◆ DATASET RECORDS ◆
* BEGIN *

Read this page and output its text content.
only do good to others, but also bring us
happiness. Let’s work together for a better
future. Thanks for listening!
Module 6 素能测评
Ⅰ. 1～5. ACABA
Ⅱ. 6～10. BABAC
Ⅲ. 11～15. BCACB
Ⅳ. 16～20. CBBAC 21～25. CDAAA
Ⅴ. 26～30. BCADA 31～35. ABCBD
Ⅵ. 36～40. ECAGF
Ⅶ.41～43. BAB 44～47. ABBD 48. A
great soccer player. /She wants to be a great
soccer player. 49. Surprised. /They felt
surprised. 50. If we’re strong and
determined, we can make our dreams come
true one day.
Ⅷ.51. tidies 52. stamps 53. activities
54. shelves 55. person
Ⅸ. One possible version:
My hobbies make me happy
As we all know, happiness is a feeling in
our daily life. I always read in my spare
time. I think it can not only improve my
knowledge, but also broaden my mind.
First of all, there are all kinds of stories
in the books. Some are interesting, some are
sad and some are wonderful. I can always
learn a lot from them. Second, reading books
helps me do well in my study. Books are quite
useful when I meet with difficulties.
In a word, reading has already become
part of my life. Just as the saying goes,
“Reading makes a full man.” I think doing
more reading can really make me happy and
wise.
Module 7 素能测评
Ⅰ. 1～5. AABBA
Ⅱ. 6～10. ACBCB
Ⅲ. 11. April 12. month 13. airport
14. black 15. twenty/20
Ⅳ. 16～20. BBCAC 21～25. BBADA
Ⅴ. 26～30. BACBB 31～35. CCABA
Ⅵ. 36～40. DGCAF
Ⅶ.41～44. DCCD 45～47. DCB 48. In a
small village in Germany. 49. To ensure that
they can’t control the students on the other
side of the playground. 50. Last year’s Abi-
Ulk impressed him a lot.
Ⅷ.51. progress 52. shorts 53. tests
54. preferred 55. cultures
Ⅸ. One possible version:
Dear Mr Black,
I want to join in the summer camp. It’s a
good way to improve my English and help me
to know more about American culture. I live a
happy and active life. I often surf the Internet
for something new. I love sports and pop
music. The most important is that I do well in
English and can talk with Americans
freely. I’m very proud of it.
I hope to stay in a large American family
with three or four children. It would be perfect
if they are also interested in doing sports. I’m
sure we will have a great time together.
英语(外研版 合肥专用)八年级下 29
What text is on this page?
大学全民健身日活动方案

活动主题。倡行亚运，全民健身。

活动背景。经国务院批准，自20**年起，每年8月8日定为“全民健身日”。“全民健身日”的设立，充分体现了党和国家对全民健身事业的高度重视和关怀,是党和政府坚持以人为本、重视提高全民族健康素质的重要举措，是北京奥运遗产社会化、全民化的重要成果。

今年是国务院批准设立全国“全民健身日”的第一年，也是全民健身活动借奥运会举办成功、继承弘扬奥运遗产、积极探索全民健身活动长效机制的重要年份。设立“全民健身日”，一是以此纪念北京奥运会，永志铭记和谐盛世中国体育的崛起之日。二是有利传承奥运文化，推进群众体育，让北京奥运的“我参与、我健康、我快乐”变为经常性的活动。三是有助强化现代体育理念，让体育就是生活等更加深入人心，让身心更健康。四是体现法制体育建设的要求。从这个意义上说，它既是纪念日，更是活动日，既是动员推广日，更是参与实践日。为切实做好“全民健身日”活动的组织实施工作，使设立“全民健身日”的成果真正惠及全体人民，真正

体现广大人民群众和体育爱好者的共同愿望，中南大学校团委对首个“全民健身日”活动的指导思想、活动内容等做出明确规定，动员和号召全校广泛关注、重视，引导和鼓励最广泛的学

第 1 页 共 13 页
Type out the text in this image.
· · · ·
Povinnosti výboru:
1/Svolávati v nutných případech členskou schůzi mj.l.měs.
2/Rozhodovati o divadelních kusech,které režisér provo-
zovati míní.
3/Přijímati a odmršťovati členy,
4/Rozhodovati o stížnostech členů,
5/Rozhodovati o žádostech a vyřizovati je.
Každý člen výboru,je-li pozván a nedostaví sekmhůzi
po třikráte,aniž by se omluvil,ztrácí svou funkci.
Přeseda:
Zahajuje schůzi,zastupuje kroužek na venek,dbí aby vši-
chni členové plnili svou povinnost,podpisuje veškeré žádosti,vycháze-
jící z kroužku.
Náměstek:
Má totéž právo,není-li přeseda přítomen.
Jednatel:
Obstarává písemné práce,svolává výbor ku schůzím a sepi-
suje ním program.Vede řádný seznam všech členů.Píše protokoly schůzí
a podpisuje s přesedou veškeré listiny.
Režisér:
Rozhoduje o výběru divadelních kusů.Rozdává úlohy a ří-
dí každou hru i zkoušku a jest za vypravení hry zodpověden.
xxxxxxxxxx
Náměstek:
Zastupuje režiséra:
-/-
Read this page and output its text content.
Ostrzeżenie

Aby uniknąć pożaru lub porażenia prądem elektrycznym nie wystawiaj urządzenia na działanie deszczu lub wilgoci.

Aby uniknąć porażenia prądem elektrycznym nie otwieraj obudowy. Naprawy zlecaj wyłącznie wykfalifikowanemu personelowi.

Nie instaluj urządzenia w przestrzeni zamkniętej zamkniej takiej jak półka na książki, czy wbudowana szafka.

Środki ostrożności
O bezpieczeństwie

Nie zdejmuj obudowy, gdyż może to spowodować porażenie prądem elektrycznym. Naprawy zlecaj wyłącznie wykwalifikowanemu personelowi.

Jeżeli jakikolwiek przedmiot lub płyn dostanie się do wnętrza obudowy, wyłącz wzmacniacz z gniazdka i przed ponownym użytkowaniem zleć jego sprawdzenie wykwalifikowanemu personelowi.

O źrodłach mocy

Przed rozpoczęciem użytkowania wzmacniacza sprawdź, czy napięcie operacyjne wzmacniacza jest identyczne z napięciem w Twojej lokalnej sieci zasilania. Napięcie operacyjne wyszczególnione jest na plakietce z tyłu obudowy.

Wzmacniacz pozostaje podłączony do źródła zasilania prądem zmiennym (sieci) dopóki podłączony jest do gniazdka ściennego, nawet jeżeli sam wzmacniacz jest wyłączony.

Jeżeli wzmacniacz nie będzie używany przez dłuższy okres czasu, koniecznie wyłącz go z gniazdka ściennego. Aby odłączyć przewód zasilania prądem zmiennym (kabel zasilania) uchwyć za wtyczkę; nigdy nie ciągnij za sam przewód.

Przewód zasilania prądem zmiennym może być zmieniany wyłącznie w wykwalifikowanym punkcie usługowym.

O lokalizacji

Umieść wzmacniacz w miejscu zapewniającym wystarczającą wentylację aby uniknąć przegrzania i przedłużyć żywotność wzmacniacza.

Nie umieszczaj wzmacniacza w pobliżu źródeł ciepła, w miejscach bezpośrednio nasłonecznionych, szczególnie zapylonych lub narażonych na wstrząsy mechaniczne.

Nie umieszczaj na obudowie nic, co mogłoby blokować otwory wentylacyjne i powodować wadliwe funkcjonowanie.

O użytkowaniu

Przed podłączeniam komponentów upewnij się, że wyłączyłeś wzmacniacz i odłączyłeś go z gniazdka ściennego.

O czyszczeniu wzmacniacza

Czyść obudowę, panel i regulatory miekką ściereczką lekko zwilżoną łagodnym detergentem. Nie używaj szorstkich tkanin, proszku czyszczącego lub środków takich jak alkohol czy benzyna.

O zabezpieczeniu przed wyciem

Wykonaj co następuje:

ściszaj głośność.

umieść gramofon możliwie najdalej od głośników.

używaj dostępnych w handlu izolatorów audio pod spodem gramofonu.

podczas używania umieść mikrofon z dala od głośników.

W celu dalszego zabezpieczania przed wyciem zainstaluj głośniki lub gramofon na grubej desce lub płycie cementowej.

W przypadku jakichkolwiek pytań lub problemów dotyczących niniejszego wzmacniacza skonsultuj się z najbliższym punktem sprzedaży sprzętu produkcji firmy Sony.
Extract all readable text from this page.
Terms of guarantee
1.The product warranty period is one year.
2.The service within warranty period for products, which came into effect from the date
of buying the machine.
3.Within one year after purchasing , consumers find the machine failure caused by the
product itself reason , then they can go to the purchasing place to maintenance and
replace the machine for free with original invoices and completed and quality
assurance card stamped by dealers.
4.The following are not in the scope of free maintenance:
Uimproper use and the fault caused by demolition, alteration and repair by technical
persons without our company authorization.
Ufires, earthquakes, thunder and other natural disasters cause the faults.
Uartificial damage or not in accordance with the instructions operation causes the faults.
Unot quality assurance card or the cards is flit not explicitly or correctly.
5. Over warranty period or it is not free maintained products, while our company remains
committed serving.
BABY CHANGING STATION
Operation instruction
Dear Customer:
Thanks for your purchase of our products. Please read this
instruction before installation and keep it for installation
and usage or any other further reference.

* END *

◆ EXERCISE DESCRIPTION ◆
Where a line of the entries contains the word "obudowy", copy that line.

◆ COMPLETE ANSWER ◆
Aby uniknąć porażenia prądem elektrycznym nie otwieraj obudowy. Naprawy zlecaj wyłącznie wykfalifikowanemu personelowi.
Nie zdejmuj obudowy, gdyż może to spowodować porażenie prądem elektrycznym. Naprawy zlecaj wyłącznie wykwalifikowanemu personelowi.
Jeżeli jakikolwiek przedmiot lub płyn dostanie się do wnętrza obudowy, wyłącz wzmacniacz z gniazdka i przed ponownym użytkowaniem zleć jego sprawdzenie wykwalifikowanemu personelowi.
Przed rozpoczęciem użytkowania wzmacniacza sprawdź, czy napięcie operacyjne wzmacniacza jest identyczne z napięciem w Twojej lokalnej sieci zasilania. Napięcie operacyjne wyszczególnione jest na plakietce z tyłu obudowy.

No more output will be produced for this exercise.